__WORK TO COMPLETE__: What is the number of lines containing the string "xlabel"? Answer with the number only.
________________________
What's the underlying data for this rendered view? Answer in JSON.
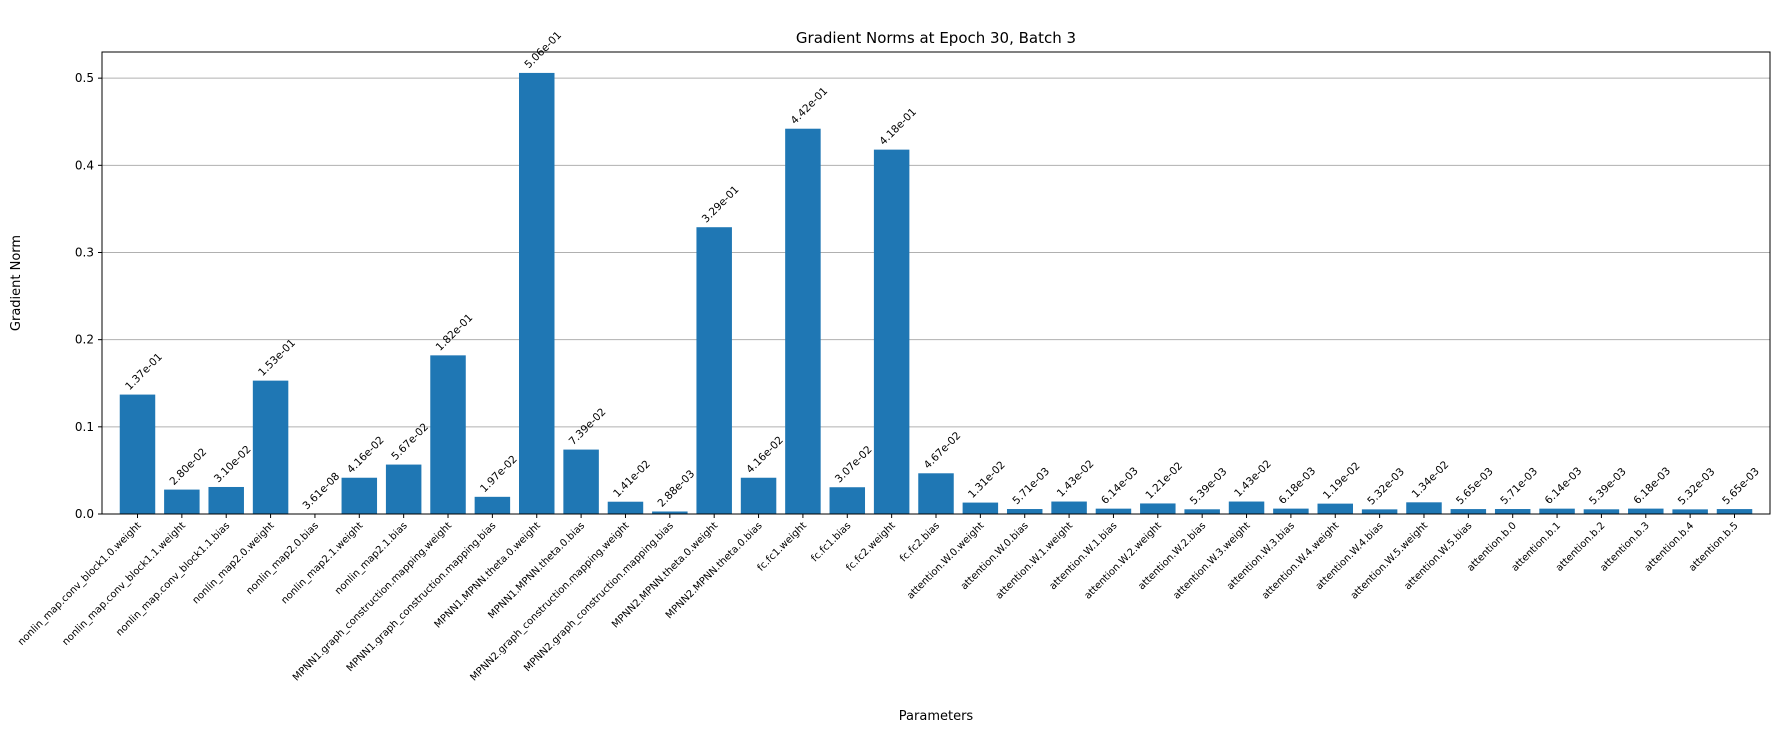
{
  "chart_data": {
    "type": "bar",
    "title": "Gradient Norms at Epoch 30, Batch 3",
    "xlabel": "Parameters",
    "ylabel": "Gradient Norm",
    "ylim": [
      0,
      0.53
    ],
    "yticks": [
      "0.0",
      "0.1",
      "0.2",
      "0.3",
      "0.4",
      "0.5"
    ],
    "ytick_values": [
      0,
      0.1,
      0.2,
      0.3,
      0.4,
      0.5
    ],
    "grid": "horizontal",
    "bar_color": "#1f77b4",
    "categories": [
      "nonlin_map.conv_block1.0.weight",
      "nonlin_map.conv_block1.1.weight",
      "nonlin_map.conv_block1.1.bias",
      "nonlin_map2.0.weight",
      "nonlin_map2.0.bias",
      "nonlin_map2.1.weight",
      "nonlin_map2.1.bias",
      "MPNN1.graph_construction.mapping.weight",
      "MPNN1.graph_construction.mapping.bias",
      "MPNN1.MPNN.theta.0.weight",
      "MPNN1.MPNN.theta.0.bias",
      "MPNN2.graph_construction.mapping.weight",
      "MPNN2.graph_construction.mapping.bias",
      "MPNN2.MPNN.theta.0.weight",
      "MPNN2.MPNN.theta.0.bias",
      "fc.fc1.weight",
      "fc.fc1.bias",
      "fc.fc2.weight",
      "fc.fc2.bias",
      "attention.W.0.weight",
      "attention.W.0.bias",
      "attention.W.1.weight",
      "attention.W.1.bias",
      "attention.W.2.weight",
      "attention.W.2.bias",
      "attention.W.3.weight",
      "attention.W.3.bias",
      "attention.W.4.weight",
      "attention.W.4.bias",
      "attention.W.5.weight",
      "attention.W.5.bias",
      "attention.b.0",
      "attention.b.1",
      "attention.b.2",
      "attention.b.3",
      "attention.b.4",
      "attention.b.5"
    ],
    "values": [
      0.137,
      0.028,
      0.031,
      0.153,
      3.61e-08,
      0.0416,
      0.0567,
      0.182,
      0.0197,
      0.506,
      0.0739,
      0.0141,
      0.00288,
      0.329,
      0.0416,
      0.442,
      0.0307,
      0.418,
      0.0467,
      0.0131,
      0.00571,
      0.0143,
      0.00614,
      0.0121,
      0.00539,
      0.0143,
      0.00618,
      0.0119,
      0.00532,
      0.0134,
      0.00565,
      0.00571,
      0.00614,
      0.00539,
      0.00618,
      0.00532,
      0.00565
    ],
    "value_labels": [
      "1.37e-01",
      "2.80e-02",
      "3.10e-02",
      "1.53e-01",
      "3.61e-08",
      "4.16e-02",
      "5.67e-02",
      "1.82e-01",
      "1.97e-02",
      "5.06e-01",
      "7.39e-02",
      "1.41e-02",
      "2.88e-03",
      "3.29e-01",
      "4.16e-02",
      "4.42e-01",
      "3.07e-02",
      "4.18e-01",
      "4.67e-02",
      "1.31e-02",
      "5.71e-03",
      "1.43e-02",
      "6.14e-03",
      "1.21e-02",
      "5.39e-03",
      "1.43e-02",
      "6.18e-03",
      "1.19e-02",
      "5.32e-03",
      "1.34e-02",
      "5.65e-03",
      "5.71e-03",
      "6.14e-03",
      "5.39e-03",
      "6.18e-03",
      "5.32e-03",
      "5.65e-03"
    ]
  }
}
________________________
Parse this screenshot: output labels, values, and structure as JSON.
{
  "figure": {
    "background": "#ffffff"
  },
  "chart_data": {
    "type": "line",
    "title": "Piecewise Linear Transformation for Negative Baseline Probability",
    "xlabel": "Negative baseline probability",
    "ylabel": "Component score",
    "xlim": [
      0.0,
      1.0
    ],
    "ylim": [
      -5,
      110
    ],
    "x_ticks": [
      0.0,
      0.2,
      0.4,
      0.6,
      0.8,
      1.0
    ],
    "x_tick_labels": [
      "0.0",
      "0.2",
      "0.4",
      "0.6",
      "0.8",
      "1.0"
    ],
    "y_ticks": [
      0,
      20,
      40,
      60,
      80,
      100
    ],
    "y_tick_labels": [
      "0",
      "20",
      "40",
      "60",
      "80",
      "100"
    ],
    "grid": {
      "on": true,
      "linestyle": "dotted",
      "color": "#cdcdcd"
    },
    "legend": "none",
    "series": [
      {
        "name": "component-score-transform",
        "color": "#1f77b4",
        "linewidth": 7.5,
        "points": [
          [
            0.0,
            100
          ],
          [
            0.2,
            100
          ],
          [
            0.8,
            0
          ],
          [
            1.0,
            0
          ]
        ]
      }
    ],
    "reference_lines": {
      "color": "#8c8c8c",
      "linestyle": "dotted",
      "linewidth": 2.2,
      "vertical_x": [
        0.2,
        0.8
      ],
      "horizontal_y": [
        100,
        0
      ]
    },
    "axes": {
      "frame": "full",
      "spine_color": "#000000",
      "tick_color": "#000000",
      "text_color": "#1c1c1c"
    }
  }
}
________________________
__THE SOLUTION__: 2